───── Records for the exercise ─────
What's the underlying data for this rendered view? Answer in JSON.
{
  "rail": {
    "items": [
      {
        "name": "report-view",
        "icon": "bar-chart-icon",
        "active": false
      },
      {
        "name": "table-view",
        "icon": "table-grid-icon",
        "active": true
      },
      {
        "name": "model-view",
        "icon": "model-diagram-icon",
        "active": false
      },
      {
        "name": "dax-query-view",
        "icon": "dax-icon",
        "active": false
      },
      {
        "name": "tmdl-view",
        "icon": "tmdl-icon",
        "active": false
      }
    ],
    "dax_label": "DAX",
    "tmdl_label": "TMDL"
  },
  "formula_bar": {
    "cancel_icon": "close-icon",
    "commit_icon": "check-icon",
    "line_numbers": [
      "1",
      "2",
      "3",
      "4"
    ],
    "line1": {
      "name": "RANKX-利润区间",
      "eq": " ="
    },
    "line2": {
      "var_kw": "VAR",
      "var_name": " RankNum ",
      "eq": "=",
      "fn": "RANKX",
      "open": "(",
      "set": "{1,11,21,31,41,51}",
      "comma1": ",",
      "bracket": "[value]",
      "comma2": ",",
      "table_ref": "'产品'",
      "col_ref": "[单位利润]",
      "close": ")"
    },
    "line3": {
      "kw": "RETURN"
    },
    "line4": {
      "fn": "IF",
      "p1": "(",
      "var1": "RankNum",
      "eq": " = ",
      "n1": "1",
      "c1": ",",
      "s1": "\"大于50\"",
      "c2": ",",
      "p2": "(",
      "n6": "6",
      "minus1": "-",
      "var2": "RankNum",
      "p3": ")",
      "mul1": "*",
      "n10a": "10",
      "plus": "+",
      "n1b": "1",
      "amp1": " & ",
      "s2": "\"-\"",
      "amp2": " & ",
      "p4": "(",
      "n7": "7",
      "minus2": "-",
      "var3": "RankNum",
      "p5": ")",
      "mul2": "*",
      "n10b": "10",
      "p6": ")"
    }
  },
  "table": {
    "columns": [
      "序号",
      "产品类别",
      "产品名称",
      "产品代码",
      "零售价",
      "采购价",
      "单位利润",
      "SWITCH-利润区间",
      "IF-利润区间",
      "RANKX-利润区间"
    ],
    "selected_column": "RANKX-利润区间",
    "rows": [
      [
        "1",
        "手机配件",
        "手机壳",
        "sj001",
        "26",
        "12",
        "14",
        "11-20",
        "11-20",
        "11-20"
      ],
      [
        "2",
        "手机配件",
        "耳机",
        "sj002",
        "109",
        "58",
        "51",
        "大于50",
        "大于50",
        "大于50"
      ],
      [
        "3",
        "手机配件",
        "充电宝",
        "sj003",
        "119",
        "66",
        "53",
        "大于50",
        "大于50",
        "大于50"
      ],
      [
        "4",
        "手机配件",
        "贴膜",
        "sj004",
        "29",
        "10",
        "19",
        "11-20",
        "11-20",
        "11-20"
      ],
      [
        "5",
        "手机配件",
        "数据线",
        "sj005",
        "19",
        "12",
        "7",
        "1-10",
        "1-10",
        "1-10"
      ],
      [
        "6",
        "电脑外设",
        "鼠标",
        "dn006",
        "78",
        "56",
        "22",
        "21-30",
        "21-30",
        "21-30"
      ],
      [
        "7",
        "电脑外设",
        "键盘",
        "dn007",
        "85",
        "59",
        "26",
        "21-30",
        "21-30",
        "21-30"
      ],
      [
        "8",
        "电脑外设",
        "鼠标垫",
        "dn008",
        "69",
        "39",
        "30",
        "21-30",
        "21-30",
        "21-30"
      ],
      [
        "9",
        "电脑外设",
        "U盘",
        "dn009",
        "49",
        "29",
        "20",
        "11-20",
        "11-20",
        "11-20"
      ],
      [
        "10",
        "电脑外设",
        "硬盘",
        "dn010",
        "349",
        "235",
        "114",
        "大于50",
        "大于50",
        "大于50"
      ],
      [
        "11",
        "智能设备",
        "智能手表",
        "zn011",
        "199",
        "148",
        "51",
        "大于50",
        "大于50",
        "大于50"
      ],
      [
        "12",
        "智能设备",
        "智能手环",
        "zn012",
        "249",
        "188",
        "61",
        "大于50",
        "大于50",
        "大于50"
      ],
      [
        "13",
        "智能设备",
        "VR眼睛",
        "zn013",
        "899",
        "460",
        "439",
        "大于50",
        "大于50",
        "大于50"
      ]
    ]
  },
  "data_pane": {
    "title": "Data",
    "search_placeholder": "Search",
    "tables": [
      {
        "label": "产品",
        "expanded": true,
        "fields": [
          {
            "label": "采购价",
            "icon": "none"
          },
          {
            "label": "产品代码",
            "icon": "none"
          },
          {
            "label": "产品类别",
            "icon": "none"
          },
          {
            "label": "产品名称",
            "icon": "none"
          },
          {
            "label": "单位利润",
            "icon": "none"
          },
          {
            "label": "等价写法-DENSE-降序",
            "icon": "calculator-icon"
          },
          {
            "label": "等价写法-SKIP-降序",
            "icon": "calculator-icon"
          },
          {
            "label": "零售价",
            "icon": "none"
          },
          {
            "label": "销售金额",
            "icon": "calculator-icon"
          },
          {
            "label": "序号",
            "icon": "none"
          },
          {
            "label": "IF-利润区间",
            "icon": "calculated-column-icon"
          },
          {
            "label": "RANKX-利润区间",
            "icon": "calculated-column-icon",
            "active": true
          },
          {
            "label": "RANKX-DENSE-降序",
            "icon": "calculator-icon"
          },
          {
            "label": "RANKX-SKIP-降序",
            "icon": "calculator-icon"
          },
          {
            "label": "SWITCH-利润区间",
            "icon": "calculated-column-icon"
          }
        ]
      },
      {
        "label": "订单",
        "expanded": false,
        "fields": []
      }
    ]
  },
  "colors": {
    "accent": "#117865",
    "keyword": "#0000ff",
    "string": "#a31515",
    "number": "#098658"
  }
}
─────
What to produce: Find the word "等价写法" in the material, then list each line that holds it.

Exercise answer:
            "label": "等价写法-DENSE-降序",
            "label": "等价写法-SKIP-降序",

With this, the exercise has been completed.